═════ SUPPLIED MATERIAL ═════

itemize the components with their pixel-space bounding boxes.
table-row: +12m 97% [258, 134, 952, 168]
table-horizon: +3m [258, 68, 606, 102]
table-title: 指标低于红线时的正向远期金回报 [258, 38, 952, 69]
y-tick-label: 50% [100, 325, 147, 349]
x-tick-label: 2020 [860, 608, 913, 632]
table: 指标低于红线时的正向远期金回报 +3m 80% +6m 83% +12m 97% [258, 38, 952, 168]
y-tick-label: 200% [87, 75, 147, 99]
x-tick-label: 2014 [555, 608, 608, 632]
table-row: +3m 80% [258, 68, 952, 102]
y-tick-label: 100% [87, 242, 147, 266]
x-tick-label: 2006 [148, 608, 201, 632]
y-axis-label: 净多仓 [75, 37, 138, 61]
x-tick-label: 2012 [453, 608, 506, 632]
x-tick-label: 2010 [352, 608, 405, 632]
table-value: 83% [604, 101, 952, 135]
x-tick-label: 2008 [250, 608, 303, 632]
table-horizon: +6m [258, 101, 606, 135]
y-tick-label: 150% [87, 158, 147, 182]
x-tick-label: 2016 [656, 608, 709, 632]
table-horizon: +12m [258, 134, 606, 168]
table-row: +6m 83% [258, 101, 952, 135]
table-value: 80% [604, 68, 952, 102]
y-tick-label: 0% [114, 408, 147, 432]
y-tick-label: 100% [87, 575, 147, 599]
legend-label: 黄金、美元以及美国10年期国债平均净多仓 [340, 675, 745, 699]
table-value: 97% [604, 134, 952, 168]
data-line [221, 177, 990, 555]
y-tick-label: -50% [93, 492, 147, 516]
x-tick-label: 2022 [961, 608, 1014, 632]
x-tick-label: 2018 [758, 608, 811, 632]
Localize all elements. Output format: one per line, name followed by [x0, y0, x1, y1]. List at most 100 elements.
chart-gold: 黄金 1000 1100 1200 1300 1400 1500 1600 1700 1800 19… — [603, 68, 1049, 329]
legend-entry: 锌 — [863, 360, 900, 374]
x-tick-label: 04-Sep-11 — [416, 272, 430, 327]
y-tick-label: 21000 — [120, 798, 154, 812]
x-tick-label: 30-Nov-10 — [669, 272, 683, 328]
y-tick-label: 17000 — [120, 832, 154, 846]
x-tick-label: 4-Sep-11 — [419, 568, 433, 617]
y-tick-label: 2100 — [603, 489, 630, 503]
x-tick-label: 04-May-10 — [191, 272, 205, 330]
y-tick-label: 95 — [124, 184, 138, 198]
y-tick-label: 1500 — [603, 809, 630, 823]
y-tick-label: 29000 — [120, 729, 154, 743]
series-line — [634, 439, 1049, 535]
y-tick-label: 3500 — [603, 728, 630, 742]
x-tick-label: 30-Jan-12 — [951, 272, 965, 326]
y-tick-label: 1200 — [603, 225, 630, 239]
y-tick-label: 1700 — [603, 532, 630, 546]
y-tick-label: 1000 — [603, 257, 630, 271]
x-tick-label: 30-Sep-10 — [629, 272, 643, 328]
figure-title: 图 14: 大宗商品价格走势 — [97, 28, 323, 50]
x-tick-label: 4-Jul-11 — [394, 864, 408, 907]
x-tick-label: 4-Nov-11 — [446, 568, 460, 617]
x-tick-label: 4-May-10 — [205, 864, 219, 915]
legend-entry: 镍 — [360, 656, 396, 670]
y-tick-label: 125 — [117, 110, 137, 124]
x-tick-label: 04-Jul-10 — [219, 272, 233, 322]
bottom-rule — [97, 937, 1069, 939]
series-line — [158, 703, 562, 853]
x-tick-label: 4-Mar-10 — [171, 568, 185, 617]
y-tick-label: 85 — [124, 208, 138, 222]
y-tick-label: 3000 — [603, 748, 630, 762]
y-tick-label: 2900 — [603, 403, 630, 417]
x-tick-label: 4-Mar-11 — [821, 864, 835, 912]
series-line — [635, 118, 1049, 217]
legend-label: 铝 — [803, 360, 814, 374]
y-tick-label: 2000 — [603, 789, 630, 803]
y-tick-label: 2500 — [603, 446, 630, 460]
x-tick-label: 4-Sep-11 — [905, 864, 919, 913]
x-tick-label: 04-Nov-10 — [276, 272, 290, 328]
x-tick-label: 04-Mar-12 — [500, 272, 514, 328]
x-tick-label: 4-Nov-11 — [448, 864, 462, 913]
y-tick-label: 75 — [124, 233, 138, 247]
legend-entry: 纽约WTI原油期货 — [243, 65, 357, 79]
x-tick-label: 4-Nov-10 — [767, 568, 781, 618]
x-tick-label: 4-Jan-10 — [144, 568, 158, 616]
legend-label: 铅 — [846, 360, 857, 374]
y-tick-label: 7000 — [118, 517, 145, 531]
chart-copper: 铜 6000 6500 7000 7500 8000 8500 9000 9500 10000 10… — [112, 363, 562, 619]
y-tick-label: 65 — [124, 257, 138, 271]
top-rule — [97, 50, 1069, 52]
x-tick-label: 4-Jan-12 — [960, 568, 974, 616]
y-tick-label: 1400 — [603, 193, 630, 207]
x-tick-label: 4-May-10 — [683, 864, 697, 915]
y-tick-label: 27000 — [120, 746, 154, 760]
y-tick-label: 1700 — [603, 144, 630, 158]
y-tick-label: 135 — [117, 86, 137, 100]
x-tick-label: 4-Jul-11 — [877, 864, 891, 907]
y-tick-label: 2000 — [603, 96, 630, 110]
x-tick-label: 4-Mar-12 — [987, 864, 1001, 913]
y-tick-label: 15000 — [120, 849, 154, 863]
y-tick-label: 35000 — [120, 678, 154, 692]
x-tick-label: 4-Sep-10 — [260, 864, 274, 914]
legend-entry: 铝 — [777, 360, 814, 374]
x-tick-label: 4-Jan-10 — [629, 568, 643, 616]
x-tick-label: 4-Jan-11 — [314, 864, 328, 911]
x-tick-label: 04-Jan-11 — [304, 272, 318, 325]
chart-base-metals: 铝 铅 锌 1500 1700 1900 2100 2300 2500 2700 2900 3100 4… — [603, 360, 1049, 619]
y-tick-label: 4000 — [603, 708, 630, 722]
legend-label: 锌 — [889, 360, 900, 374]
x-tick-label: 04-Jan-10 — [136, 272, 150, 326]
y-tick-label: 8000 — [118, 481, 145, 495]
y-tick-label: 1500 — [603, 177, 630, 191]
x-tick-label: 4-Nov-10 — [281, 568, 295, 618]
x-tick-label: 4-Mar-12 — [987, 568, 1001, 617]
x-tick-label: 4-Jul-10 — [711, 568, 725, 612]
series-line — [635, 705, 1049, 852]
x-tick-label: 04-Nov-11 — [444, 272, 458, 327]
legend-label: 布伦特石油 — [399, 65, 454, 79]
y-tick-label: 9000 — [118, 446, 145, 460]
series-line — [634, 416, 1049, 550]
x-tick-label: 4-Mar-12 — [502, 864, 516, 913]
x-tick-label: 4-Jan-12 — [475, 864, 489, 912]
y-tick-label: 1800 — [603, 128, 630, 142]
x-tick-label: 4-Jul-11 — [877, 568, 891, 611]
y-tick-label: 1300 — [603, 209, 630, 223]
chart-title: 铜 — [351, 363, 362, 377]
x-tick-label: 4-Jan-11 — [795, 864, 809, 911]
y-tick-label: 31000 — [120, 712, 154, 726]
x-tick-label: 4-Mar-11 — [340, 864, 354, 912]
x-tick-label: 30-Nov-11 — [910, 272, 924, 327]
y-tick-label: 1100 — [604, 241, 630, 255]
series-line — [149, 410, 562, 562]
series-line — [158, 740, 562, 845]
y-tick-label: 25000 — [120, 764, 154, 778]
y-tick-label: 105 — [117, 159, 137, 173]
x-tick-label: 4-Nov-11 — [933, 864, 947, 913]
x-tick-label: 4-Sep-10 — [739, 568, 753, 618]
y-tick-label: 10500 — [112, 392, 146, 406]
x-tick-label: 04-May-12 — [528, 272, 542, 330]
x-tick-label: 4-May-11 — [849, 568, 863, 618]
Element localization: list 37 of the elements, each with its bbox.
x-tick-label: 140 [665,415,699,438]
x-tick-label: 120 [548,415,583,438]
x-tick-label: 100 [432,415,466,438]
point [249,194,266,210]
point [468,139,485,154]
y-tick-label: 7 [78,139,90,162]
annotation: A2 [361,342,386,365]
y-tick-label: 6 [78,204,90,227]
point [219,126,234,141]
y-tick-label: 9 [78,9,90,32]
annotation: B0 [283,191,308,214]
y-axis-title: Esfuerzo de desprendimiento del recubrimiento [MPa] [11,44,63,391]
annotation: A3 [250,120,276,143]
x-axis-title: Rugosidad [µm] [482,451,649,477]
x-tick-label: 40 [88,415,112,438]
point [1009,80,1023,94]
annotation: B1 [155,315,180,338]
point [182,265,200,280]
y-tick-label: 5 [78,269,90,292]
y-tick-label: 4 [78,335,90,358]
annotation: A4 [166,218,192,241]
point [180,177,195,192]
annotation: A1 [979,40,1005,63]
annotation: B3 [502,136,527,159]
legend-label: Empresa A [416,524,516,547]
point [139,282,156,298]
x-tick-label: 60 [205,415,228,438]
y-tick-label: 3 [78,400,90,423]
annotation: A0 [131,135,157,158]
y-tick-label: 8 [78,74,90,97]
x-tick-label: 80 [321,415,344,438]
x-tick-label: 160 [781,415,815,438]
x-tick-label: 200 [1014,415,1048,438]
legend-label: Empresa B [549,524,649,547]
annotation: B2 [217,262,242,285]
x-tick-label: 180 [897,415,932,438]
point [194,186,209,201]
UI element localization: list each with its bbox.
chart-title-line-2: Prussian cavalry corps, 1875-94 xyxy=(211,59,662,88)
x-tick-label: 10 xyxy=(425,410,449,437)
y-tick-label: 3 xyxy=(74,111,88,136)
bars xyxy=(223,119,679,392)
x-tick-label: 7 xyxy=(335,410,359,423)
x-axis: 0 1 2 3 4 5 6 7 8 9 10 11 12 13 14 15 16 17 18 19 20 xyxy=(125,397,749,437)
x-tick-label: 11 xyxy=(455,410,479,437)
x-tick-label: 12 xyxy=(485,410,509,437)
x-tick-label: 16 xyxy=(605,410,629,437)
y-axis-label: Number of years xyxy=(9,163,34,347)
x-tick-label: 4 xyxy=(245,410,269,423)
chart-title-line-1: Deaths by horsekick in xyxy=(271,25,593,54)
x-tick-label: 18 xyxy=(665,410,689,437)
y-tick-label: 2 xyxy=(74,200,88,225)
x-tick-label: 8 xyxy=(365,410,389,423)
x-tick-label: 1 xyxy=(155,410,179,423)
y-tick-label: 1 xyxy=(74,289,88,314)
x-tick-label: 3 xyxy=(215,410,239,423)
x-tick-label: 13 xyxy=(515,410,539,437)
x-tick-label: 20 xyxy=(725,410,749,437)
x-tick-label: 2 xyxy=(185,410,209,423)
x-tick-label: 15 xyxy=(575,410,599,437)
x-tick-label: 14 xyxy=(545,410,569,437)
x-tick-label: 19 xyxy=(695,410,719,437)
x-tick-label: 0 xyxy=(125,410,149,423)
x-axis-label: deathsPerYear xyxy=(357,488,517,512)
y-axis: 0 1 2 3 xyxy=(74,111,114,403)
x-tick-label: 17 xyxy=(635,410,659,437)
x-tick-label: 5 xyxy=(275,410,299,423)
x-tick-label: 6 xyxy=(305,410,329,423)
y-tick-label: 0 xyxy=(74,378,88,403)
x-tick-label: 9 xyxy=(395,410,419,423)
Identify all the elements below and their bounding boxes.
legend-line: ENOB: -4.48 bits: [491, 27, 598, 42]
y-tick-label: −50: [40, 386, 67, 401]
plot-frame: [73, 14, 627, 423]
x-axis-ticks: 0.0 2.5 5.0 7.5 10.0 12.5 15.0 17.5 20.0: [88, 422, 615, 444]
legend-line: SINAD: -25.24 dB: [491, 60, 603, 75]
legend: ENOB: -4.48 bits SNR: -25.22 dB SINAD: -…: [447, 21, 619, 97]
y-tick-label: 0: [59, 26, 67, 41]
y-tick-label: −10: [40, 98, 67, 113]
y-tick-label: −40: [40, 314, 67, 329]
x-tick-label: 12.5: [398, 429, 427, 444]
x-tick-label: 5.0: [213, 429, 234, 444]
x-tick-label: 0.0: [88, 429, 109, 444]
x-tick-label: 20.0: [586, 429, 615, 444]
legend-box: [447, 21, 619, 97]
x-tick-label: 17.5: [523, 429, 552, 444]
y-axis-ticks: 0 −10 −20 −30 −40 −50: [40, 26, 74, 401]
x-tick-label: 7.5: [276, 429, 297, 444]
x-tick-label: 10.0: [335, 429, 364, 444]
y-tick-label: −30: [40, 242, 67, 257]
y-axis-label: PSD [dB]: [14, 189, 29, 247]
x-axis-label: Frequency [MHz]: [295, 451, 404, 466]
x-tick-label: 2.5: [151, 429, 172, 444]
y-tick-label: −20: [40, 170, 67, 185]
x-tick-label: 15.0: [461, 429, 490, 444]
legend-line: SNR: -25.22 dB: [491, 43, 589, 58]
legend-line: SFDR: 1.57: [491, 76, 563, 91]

═════

- SET PROBLEM -
Report every line of the items above that contains the string "bbox". Case counts.

- EXERCISE OUTPUT -
Element localization: list 37 of the elements, each with its bbox.
UI element localization: list each with its bbox.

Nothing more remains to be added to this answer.